* START Excerpted data *
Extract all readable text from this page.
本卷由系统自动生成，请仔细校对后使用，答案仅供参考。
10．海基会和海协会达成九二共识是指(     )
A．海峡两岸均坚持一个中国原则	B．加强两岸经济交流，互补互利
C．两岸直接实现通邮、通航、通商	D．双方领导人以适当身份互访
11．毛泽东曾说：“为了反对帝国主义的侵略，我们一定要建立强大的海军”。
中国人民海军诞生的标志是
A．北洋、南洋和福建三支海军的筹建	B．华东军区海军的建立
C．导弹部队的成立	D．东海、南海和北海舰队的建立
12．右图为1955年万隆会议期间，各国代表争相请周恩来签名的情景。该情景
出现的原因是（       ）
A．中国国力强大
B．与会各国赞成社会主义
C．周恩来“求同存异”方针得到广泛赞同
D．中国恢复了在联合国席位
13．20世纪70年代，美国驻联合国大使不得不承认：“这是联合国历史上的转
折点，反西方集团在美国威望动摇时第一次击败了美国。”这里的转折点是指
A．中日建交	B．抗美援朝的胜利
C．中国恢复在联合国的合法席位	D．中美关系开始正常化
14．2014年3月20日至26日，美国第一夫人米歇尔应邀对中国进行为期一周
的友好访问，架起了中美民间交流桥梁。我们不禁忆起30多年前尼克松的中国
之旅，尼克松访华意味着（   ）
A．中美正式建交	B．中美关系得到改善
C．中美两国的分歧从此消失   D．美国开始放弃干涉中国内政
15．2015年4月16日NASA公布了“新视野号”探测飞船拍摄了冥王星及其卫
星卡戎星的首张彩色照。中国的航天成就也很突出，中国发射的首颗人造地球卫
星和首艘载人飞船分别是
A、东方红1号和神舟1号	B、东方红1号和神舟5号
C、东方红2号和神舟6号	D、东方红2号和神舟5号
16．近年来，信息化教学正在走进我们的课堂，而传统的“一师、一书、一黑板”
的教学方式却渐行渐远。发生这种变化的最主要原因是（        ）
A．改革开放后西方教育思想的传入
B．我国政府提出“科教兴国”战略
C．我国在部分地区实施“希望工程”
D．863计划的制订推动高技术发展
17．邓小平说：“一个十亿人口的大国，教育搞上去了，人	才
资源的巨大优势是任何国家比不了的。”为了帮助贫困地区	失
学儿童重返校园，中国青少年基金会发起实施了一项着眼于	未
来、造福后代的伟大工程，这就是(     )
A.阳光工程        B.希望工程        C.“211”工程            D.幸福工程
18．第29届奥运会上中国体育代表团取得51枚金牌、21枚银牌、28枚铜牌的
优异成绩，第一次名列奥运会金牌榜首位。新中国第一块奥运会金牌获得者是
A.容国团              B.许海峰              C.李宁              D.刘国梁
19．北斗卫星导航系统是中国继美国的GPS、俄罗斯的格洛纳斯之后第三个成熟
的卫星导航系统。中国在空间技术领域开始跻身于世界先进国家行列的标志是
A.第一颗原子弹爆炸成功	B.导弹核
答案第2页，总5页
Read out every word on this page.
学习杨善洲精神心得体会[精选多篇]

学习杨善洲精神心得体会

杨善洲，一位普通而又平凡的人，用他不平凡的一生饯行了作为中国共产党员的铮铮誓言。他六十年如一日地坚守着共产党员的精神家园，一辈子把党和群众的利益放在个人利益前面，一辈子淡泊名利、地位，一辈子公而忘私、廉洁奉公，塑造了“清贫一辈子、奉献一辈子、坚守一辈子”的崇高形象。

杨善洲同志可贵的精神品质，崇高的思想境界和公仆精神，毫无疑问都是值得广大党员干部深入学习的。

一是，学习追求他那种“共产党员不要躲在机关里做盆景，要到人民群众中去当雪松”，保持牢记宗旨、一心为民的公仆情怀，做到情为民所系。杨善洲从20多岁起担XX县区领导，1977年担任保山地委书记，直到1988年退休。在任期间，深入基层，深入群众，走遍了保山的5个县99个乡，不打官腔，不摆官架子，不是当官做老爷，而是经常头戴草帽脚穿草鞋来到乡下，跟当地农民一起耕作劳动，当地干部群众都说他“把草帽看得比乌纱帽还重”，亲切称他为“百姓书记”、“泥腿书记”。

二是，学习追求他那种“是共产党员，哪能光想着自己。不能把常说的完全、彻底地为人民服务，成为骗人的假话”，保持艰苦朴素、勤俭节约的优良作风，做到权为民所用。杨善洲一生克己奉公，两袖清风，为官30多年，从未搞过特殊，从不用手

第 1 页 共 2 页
* END Excerpted data *
*The problem*. Repeat the lines above exactly.

*The solution*.
Extract all readable text from this page.
本卷由系统自动生成，请仔细校对后使用，答案仅供参考。
10．海基会和海协会达成九二共识是指(     )
A．海峡两岸均坚持一个中国原则	B．加强两岸经济交流，互补互利
C．两岸直接实现通邮、通航、通商	D．双方领导人以适当身份互访
11．毛泽东曾说：“为了反对帝国主义的侵略，我们一定要建立强大的海军”。
中国人民海军诞生的标志是
A．北洋、南洋和福建三支海军的筹建	B．华东军区海军的建立
C．导弹部队的成立	D．东海、南海和北海舰队的建立
12．右图为1955年万隆会议期间，各国代表争相请周恩来签名的情景。该情景
出现的原因是（       ）
A．中国国力强大
B．与会各国赞成社会主义
C．周恩来“求同存异”方针得到广泛赞同
D．中国恢复了在联合国席位
13．20世纪70年代，美国驻联合国大使不得不承认：“这是联合国历史上的转
折点，反西方集团在美国威望动摇时第一次击败了美国。”这里的转折点是指
A．中日建交	B．抗美援朝的胜利
C．中国恢复在联合国的合法席位	D．中美关系开始正常化
14．2014年3月20日至26日，美国第一夫人米歇尔应邀对中国进行为期一周
的友好访问，架起了中美民间交流桥梁。我们不禁忆起30多年前尼克松的中国
之旅，尼克松访华意味着（   ）
A．中美正式建交	B．中美关系得到改善
C．中美两国的分歧从此消失   D．美国开始放弃干涉中国内政
15．2015年4月16日NASA公布了“新视野号”探测飞船拍摄了冥王星及其卫
星卡戎星的首张彩色照。中国的航天成就也很突出，中国发射的首颗人造地球卫
星和首艘载人飞船分别是
A、东方红1号和神舟1号	B、东方红1号和神舟5号
C、东方红2号和神舟6号	D、东方红2号和神舟5号
16．近年来，信息化教学正在走进我们的课堂，而传统的“一师、一书、一黑板”
的教学方式却渐行渐远。发生这种变化的最主要原因是（        ）
A．改革开放后西方教育思想的传入
B．我国政府提出“科教兴国”战略
C．我国在部分地区实施“希望工程”
D．863计划的制订推动高技术发展
17．邓小平说：“一个十亿人口的大国，教育搞上去了，人	才
资源的巨大优势是任何国家比不了的。”为了帮助贫困地区	失
学儿童重返校园，中国青少年基金会发起实施了一项着眼于	未
来、造福后代的伟大工程，这就是(     )
A.阳光工程        B.希望工程        C.“211”工程            D.幸福工程
18．第29届奥运会上中国体育代表团取得51枚金牌、21枚银牌、28枚铜牌的
优异成绩，第一次名列奥运会金牌榜首位。新中国第一块奥运会金牌获得者是
A.容国团              B.许海峰              C.李宁              D.刘国梁
19．北斗卫星导航系统是中国继美国的GPS、俄罗斯的格洛纳斯之后第三个成熟
的卫星导航系统。中国在空间技术领域开始跻身于世界先进国家行列的标志是
A.第一颗原子弹爆炸成功	B.导弹核
答案第2页，总5页
Read out every word on this page.
学习杨善洲精神心得体会[精选多篇]

学习杨善洲精神心得体会

杨善洲，一位普通而又平凡的人，用他不平凡的一生饯行了作为中国共产党员的铮铮誓言。他六十年如一日地坚守着共产党员的精神家园，一辈子把党和群众的利益放在个人利益前面，一辈子淡泊名利、地位，一辈子公而忘私、廉洁奉公，塑造了“清贫一辈子、奉献一辈子、坚守一辈子”的崇高形象。

杨善洲同志可贵的精神品质，崇高的思想境界和公仆精神，毫无疑问都是值得广大党员干部深入学习的。

一是，学习追求他那种“共产党员不要躲在机关里做盆景，要到人民群众中去当雪松”，保持牢记宗旨、一心为民的公仆情怀，做到情为民所系。杨善洲从20多岁起担XX县区领导，1977年担任保山地委书记，直到1988年退休。在任期间，深入基层，深入群众，走遍了保山的5个县99个乡，不打官腔，不摆官架子，不是当官做老爷，而是经常头戴草帽脚穿草鞋来到乡下，跟当地农民一起耕作劳动，当地干部群众都说他“把草帽看得比乌纱帽还重”，亲切称他为“百姓书记”、“泥腿书记”。

二是，学习追求他那种“是共产党员，哪能光想着自己。不能把常说的完全、彻底地为人民服务，成为骗人的假话”，保持艰苦朴素、勤俭节约的优良作风，做到权为民所用。杨善洲一生克己奉公，两袖清风，为官30多年，从未搞过特殊，从不用手

第 1 页 共 2 页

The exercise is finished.